-- START Excerpted data --

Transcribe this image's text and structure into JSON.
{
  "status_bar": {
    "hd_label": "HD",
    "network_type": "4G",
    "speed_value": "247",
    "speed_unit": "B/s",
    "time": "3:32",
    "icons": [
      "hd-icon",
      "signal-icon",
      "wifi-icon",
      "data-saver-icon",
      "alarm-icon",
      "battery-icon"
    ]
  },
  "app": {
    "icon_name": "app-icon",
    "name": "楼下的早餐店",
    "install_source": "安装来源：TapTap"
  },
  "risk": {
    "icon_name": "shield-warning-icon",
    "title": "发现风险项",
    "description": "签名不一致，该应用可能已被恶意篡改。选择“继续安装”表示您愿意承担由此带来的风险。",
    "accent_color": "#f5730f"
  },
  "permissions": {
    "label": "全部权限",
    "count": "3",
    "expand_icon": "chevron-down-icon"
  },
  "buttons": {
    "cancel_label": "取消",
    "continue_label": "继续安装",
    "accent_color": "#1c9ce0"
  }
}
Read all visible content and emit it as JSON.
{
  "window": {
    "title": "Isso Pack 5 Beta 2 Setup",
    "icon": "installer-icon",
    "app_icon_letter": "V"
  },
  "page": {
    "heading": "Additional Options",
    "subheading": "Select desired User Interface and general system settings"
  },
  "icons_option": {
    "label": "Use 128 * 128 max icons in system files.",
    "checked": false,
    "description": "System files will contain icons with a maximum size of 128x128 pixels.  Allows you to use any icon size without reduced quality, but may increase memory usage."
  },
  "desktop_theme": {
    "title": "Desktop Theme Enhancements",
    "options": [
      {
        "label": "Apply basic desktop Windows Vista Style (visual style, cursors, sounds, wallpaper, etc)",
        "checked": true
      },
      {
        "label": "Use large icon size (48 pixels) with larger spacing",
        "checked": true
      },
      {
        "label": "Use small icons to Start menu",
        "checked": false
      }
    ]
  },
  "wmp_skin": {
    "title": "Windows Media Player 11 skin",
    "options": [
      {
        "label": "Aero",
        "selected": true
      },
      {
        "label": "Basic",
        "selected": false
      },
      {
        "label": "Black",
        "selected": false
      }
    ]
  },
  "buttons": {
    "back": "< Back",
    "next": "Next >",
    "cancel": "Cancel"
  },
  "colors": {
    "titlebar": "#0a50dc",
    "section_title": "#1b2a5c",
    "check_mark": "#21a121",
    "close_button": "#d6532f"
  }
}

-- END Excerpted data --

The task: Pull every line containing "description" from the material above.

Task solution:
    "description": "签名不一致，该应用可能已被恶意篡改。选择“继续安装”表示您愿意承担由此带来的风险。",
    "description": "System files will contain icons with a maximum size of 128x128 pixels.  Allows you to use any icon size without reduced quality, but may increase memory usage."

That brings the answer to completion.